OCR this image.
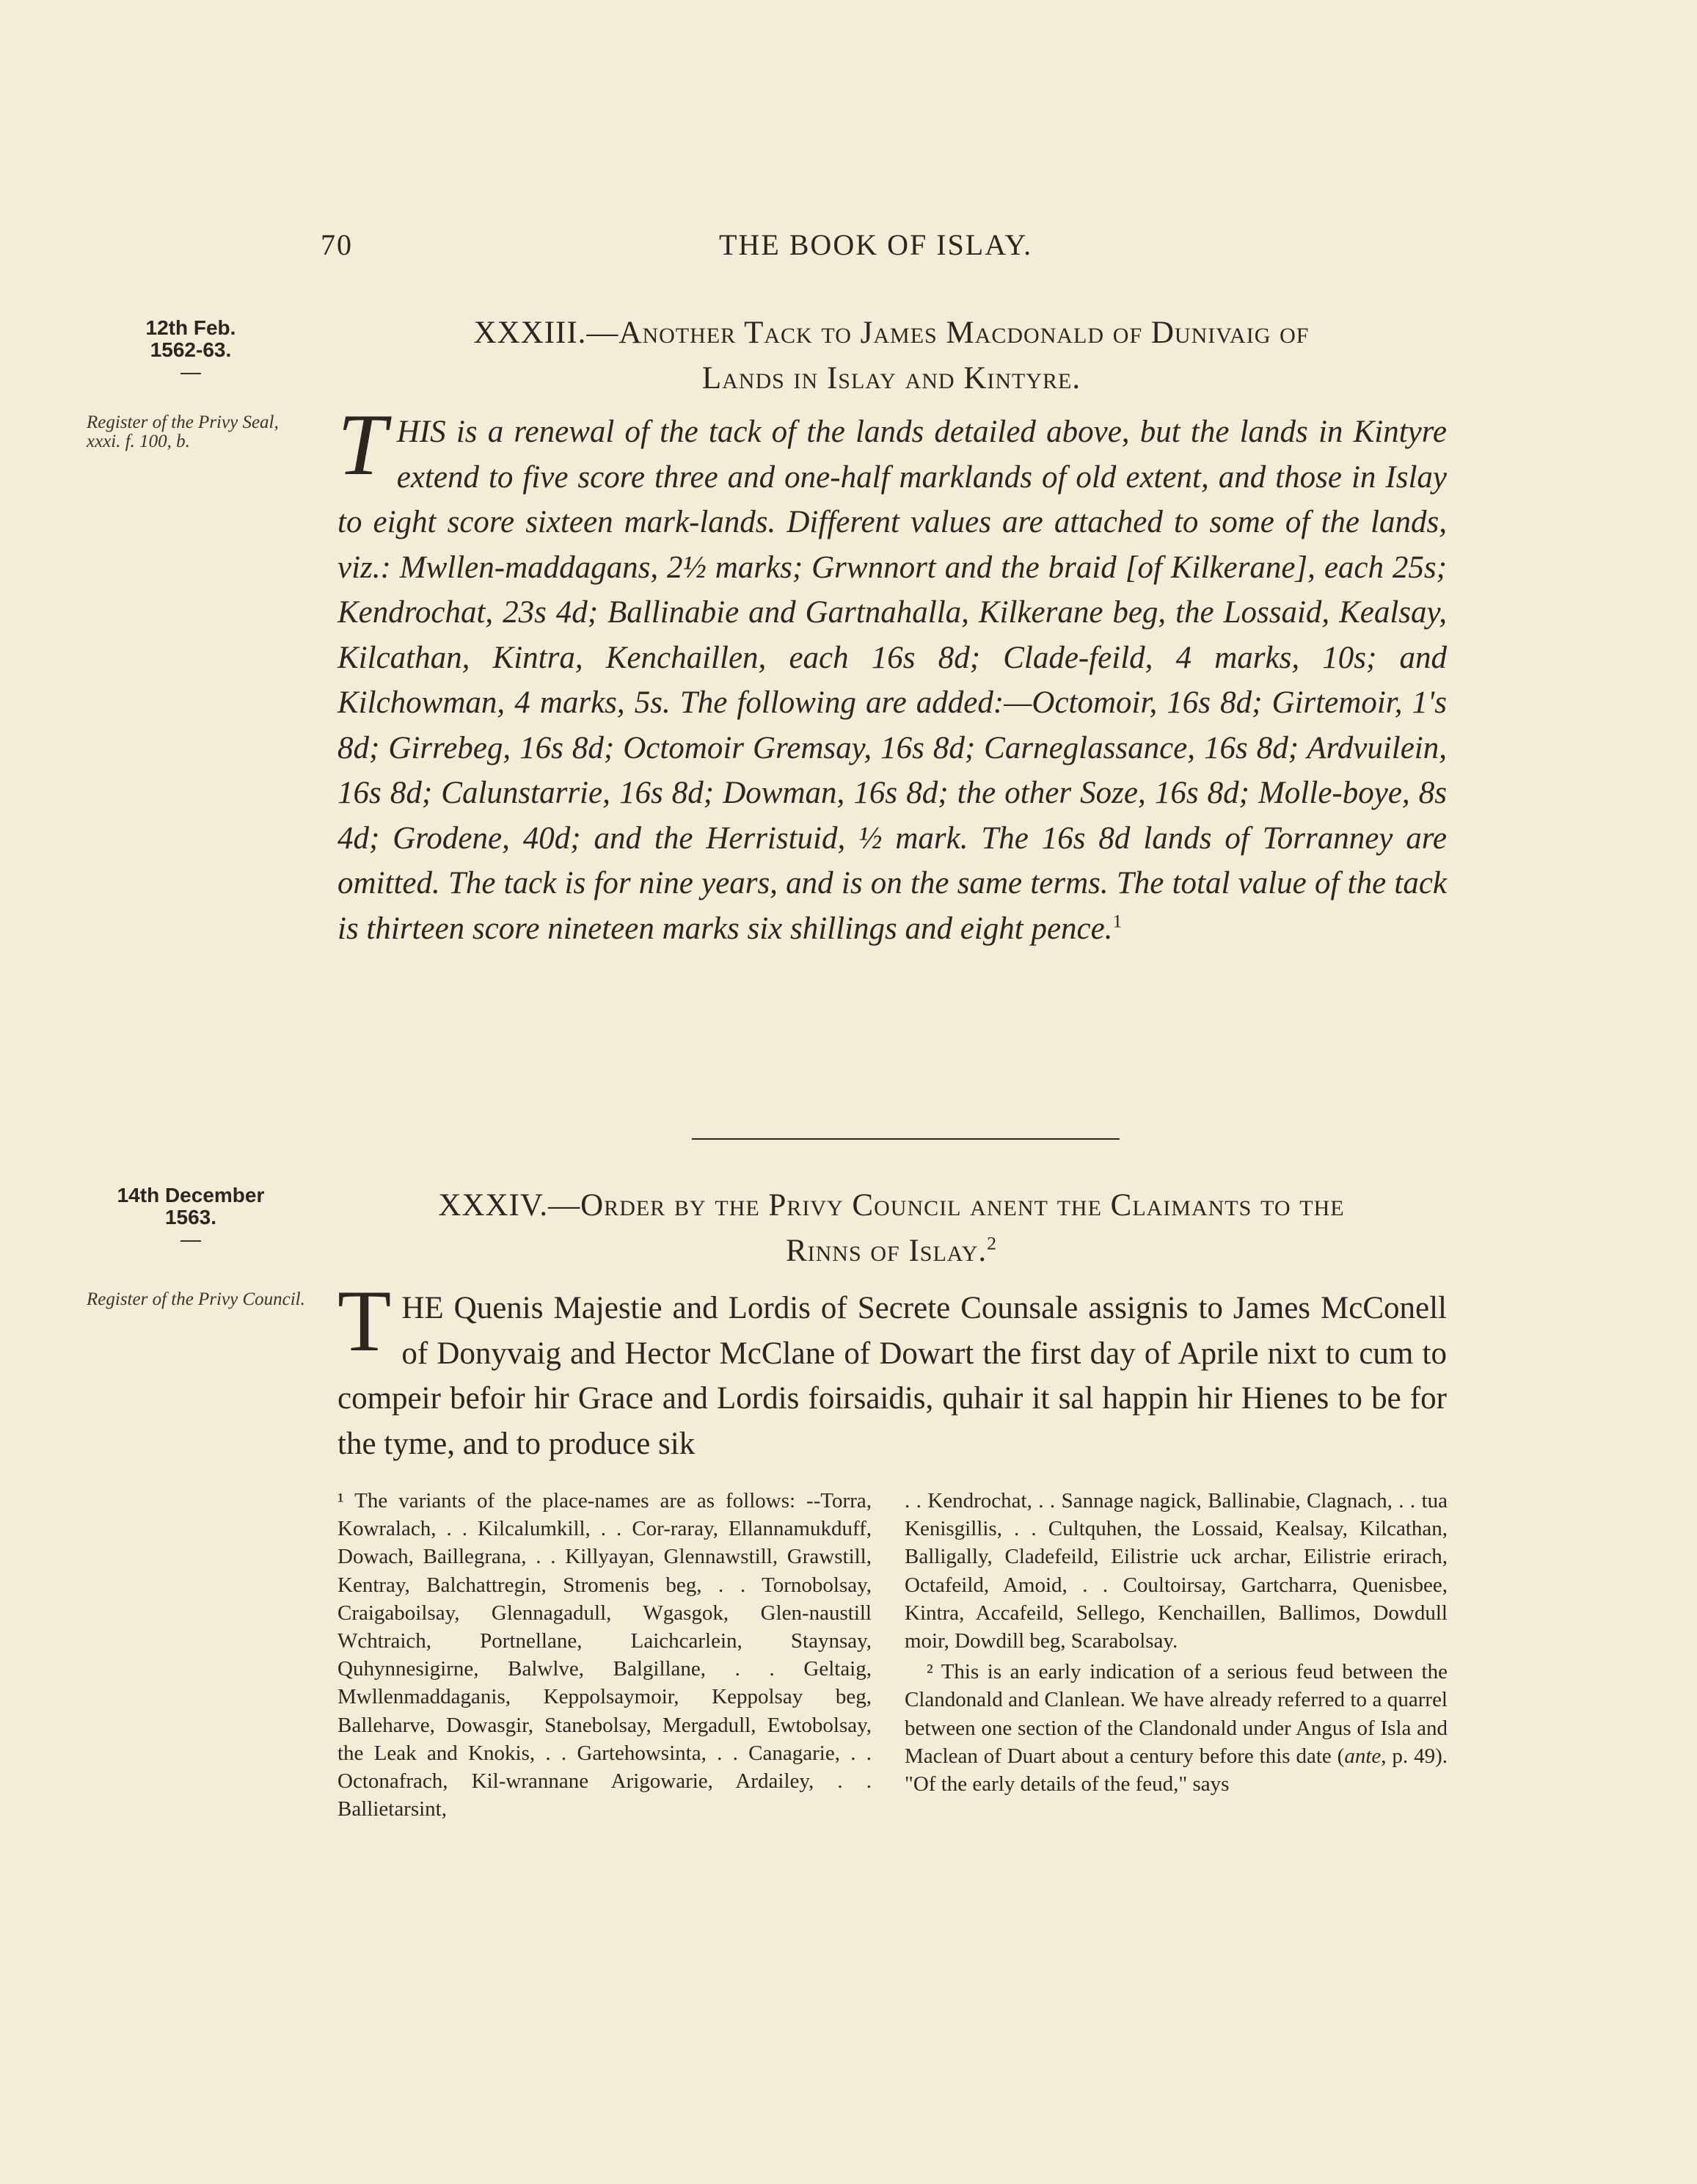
70	THE BOOK OF ISLAY.
12th Feb.
1562-63.
—
Register of the Privy Seal, xxxi. f. 100, b.
XXXIII.—Another Tack to James Macdonald of Dunivaig of
Lands in Islay and Kintyre.
THIS is a renewal of the tack of the lands detailed above, but the lands in Kintyre extend to five score three and one-half marklands of old extent, and those in Islay to eight score sixteen mark-lands. Different values are attached to some of the lands, viz.: Mwllen-maddagans, 2½ marks; Grwnnort and the braid [of Kilkerane], each 25s; Kendrochat, 23s 4d; Ballinabie and Gartnahalla, Kilkerane beg, the Lossaid, Kealsay, Kilcathan, Kintra, Kenchaillen, each 16s 8d; Clade-feild, 4 marks, 10s; and Kilchowman, 4 marks, 5s. The following are added:—Octomoir, 16s 8d; Girtemoir, 1's 8d; Girrebeg, 16s 8d; Octomoir Gremsay, 16s 8d; Carneglassance, 16s 8d; Ardvuilein, 16s 8d; Calunstarrie, 16s 8d; Dowman, 16s 8d; the other Soze, 16s 8d; Molle-boye, 8s 4d; Grodene, 40d; and the Herristuid, ½ mark. The 16s 8d lands of Torranney are omitted. The tack is for nine years, and is on the same terms. The total value of the tack is thirteen score nineteen marks six shillings and eight pence.$^1$
14th December
1563.
—
Register of the Privy Council.
XXXIV.—Order by the Privy Council anent the Claimants to the
Rinns of Islay.$^2$
THE Quenis Majestie and Lordis of Secrete Counsale assignis to James McConell of Donyvaig and Hector McClane of Dowart the first day of Aprile nixt to cum to compeir befoir hir Grace and Lordis foirsaidis, quhair it sal happin hir Hienes to be for the tyme, and to produce sik
¹ The variants of the place-names are as follows: --Torra, Kowralach, . . Kilcalumkill, . . Cor-raray, Ellannamukduff, Dowach, Baillegrana, . . Killyayan, Glennawstill, Grawstill, Kentray, Balchattregin, Stromenis beg, . . Tornobolsay, Craigaboilsay, Glennagadull, Wgasgok, Glen-naustill Wchtraich, Portnellane, Laichcarlein, Staynsay, Quhynnesigirne, Balwlve, Balgillane, . . Geltaig, Mwllenmaddaganis, Keppolsaymoir, Keppolsay beg, Balleharve, Dowasgir, Stanebolsay, Mergadull, Ewtobolsay, the Leak and Knokis, . . Gartehowsinta, . . Canagarie, . . Octonafrach, Kil-wrannane Arigowarie, Ardailey, . . Ballietarsint,
. . Kendrochat, . . Sannage nagick, Ballinabie, Clagnach, . . tua Kenisgillis, . . Cultquhen, the Lossaid, Kealsay, Kilcathan, Balligally, Cladefeild, Eilistrie uck archar, Eilistrie erirach, Octafeild, Amoid, . . Coultoirsay, Gartcharra, Quenisbee, Kintra, Accafeild, Sellego, Kenchaillen, Ballimos, Dowdull moir, Dowdill beg, Scarabolsay.
² This is an early indication of a serious feud between the Clandonald and Clanlean. We have already referred to a quarrel between one section of the Clandonald under Angus of Isla and Maclean of Duart about a century before this date (ante, p. 49). "Of the early details of the feud," says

____

- **To do**
Filter lines by "Register" and return each hit.

- **Task response**
Register of the Privy Seal, xxxi. f. 100, b.
Register of the Privy Council.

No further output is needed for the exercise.